- Exercise -
Pull out each line of the records holding the string "name".

- Data excerpts -
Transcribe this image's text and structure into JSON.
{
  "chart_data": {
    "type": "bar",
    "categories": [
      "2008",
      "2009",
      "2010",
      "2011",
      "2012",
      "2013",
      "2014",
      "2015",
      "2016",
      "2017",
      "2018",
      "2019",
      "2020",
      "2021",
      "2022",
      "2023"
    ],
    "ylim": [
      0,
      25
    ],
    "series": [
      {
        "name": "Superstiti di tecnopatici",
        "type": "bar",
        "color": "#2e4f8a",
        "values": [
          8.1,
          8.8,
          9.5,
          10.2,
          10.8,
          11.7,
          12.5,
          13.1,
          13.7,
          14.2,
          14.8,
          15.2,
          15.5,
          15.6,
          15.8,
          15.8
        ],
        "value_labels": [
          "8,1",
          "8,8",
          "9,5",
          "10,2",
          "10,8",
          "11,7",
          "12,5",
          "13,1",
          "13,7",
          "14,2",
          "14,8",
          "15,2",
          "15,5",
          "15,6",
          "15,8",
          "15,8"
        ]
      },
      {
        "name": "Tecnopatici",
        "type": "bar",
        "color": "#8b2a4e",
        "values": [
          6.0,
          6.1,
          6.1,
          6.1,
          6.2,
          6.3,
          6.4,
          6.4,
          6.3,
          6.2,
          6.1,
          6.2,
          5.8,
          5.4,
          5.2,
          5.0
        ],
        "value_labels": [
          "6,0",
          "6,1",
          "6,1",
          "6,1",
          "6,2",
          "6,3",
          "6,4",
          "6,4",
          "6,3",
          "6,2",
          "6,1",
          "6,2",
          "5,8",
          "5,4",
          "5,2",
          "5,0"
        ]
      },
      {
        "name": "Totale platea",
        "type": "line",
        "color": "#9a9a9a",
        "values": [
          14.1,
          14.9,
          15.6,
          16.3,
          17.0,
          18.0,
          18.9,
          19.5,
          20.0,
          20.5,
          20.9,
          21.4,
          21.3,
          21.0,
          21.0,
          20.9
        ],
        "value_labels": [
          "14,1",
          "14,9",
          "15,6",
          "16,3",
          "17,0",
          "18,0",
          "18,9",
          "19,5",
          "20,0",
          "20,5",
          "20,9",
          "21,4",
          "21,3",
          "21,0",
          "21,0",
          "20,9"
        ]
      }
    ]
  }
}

- Output of the task -
        "name": "Superstiti di tecnopatici",
        "name": "Tecnopatici",
        "name": "Totale platea",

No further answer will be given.